───── Record list

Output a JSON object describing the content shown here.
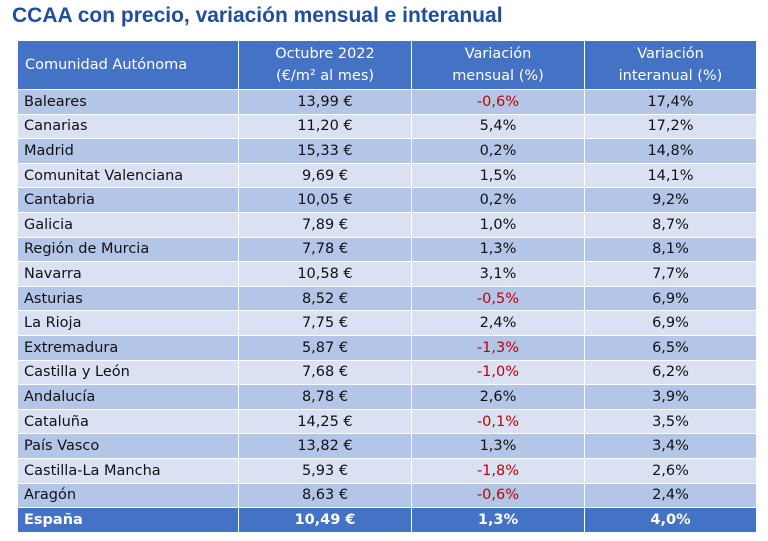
{
  "title": "CCAA con precio, variación mensual e interanual",
  "headers": {
    "col1": "Comunidad Autónoma",
    "col2_line1": "Octubre 2022",
    "col2_line2": "(€/m² al mes)",
    "col3_line1": "Variación",
    "col3_line2": "mensual (%)",
    "col4_line1": "Variación",
    "col4_line2": "interanual (%)"
  },
  "rows": [
    {
      "name": "Baleares",
      "price": "13,99 €",
      "monthly": "-0,6%",
      "yearly": "17,4%"
    },
    {
      "name": "Canarias",
      "price": "11,20 €",
      "monthly": "5,4%",
      "yearly": "17,2%"
    },
    {
      "name": "Madrid",
      "price": "15,33 €",
      "monthly": "0,2%",
      "yearly": "14,8%"
    },
    {
      "name": "Comunitat Valenciana",
      "price": "9,69 €",
      "monthly": "1,5%",
      "yearly": "14,1%"
    },
    {
      "name": "Cantabria",
      "price": "10,05 €",
      "monthly": "0,2%",
      "yearly": "9,2%"
    },
    {
      "name": "Galicia",
      "price": "7,89 €",
      "monthly": "1,0%",
      "yearly": "8,7%"
    },
    {
      "name": "Región de Murcia",
      "price": "7,78 €",
      "monthly": "1,3%",
      "yearly": "8,1%"
    },
    {
      "name": "Navarra",
      "price": "10,58 €",
      "monthly": "3,1%",
      "yearly": "7,7%"
    },
    {
      "name": "Asturias",
      "price": "8,52 €",
      "monthly": "-0,5%",
      "yearly": "6,9%"
    },
    {
      "name": "La Rioja",
      "price": "7,75 €",
      "monthly": "2,4%",
      "yearly": "6,9%"
    },
    {
      "name": "Extremadura",
      "price": "5,87 €",
      "monthly": "-1,3%",
      "yearly": "6,5%"
    },
    {
      "name": "Castilla y León",
      "price": "7,68 €",
      "monthly": "-1,0%",
      "yearly": "6,2%"
    },
    {
      "name": "Andalucía",
      "price": "8,78 €",
      "monthly": "2,6%",
      "yearly": "3,9%"
    },
    {
      "name": "Cataluña",
      "price": "14,25 €",
      "monthly": "-0,1%",
      "yearly": "3,5%"
    },
    {
      "name": "País Vasco",
      "price": "13,82 €",
      "monthly": "1,3%",
      "yearly": "3,4%"
    },
    {
      "name": "Castilla-La Mancha",
      "price": "5,93 €",
      "monthly": "-1,8%",
      "yearly": "2,6%"
    },
    {
      "name": "Aragón",
      "price": "8,63 €",
      "monthly": "-0,6%",
      "yearly": "2,4%"
    }
  ],
  "total": {
    "name": "España",
    "price": "10,49 €",
    "monthly": "1,3%",
    "yearly": "4,0%"
  },
  "colors": {
    "title": "#1f4e9a",
    "header_bg": "#4472c4",
    "row_dark": "#b4c6e7",
    "row_light": "#d9e1f2",
    "negative": "#c00000"
  }
}
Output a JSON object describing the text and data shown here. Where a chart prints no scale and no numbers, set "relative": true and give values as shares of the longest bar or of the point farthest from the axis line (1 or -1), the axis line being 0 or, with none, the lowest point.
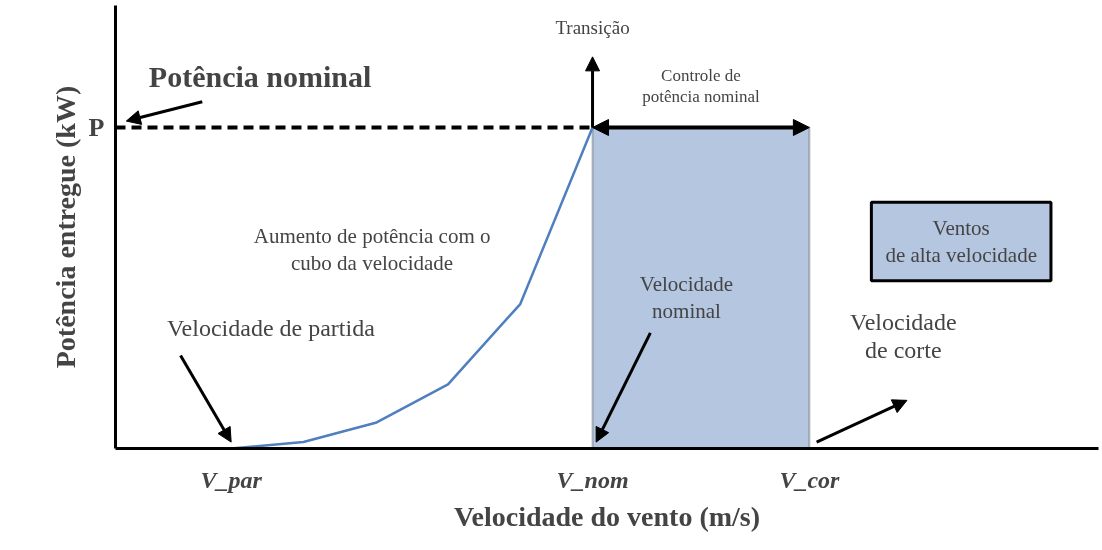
{
  "chart_data": {
    "type": "line",
    "relative": true,
    "xlabel": "Velocidade do vento (m/s)",
    "ylabel": "Potência entregue (kW)",
    "categories": [
      null,
      "V_par",
      null,
      null,
      null,
      null,
      "V_nom",
      null,
      null,
      "V_cor",
      null,
      null,
      null,
      null
    ],
    "series": [
      {
        "color": "#4f7fbf",
        "values": [
          null,
          0,
          0.02,
          0.08,
          0.2,
          0.45,
          1,
          null,
          null,
          null,
          null,
          null,
          null,
          null
        ]
      }
    ],
    "ref_lines": [
      {
        "axis": "y",
        "value": 1,
        "label": "P",
        "color": "#000000",
        "line_style": "dashed"
      }
    ],
    "bands": [
      {
        "axis": "x",
        "from": "V_nom",
        "to": "V_cor",
        "color": "#b4c6e0"
      }
    ],
    "annotations": [
      "Potência nominal",
      "Transição",
      "Controle de\npotência nominal",
      "Aumento de potência com o\ncubo da velocidade",
      "Ventos\nde alta velocidade",
      "Velocidade\nnominal",
      "Velocidade de partida",
      "Velocidade\nde corte"
    ],
    "grid": false,
    "marker": "none",
    "line_style": "solid"
  }
}
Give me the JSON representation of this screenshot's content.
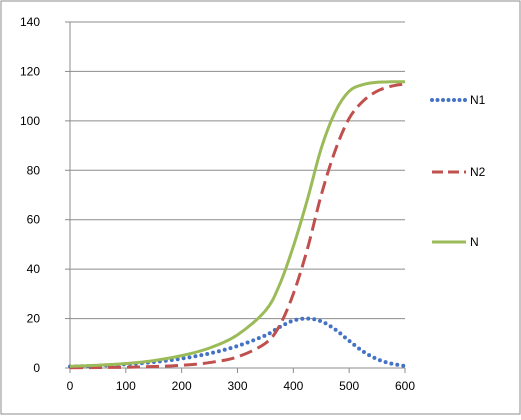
{
  "chart_data": {
    "type": "line",
    "title": "",
    "xlabel": "",
    "ylabel": "",
    "xlim": [
      0,
      600
    ],
    "ylim": [
      0,
      140
    ],
    "x_ticks": [
      "0",
      "100",
      "200",
      "300",
      "400",
      "500",
      "600"
    ],
    "y_ticks": [
      "0",
      "20",
      "40",
      "60",
      "80",
      "100",
      "120",
      "140"
    ],
    "grid": "horizontal",
    "legend_position": "right",
    "x": [
      0,
      50,
      100,
      150,
      200,
      250,
      300,
      350,
      375,
      400,
      425,
      450,
      475,
      500,
      525,
      550,
      575,
      600
    ],
    "series": [
      {
        "name": "N1",
        "color": "#4472C4",
        "style": "dotted",
        "values": [
          0.6,
          0.9,
          1.5,
          2.4,
          3.8,
          5.9,
          8.9,
          13.2,
          16.5,
          19.2,
          20,
          18.9,
          15.6,
          11,
          6.7,
          3.6,
          1.8,
          0.8
        ]
      },
      {
        "name": "N2",
        "color": "#C0504D",
        "style": "dashed",
        "values": [
          0.1,
          0.2,
          0.3,
          0.6,
          1.1,
          2.2,
          4.5,
          10,
          17,
          30,
          48,
          70,
          88,
          101,
          108,
          112,
          114,
          115
        ]
      },
      {
        "name": "N",
        "color": "#9BBB59",
        "style": "solid",
        "values": [
          0.7,
          1.1,
          1.8,
          3,
          5,
          8.1,
          13.4,
          23.2,
          33.5,
          49.2,
          68,
          88.9,
          103.6,
          112,
          114.7,
          115.6,
          115.8,
          115.8
        ]
      }
    ]
  }
}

──────────

▶ [Problem description]
Check every line in the material above for the string "relative", then give only the number of lines that have it.

▶ [Response for this exercise]
2